# Stored records start
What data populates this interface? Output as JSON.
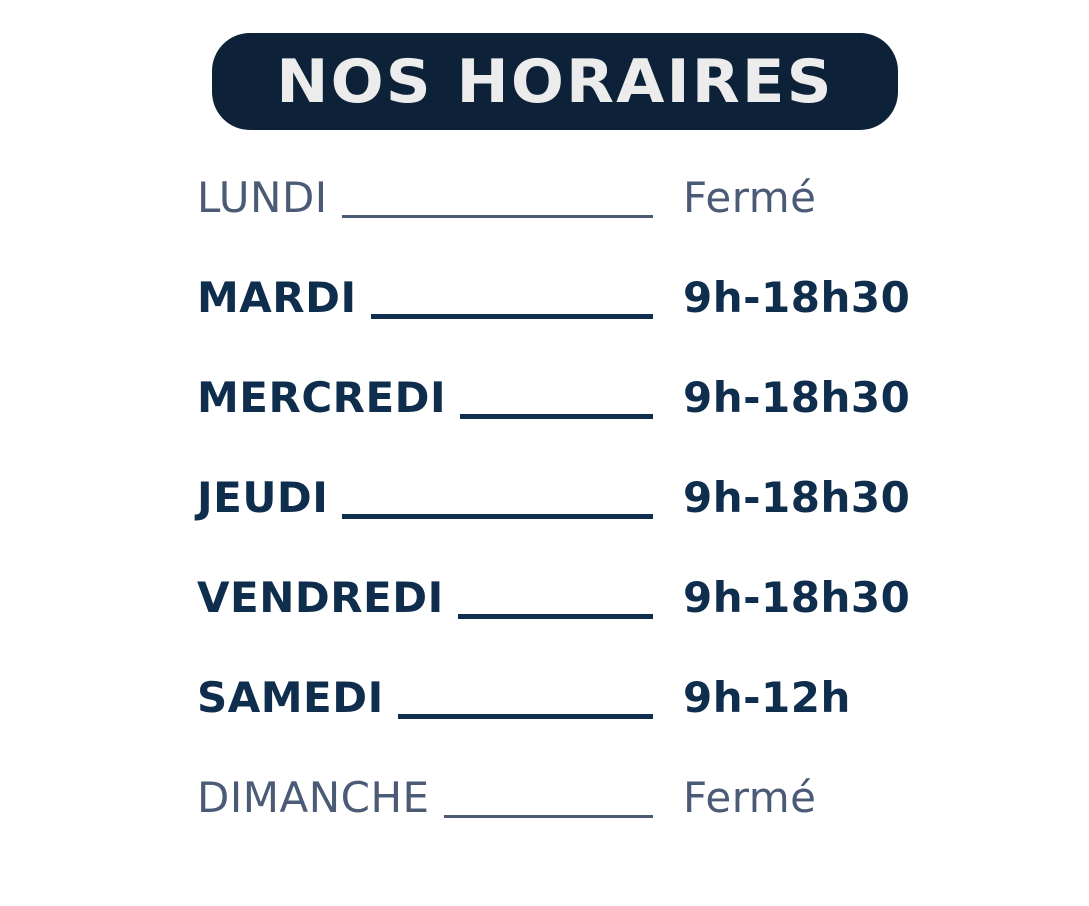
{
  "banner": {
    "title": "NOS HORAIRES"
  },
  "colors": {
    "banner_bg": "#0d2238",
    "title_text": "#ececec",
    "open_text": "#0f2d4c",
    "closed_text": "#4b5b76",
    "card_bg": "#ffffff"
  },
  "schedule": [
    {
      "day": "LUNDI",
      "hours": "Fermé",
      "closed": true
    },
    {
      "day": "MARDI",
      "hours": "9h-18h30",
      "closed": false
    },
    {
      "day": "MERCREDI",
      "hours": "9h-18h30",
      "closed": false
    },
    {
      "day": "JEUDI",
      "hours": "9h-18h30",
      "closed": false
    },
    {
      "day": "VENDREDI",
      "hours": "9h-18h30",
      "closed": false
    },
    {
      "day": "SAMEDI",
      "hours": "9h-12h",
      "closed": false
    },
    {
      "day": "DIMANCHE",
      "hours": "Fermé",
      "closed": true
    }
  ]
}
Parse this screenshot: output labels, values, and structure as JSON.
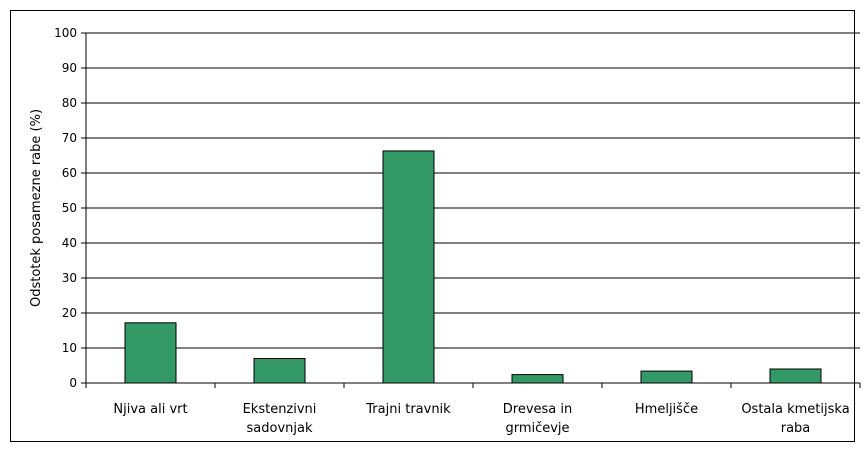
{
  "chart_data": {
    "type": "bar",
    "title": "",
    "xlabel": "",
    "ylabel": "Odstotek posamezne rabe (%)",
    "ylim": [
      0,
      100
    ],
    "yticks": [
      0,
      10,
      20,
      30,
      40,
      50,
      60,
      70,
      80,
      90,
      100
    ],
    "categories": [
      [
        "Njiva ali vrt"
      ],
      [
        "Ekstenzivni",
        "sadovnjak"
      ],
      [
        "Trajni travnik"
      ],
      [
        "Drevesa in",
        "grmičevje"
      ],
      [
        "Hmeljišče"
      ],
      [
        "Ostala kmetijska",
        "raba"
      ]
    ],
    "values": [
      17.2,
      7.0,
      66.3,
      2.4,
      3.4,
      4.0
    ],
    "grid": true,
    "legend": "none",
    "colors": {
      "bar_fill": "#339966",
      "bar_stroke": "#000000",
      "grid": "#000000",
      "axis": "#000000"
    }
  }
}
# Stored records end
### Goal
Pick out all the lines with the word "JSON" in them and copy them.

### Exercise output
What data populates this interface? Output as JSON.
Parse this screenshot: output labels, values, and structure as JSON.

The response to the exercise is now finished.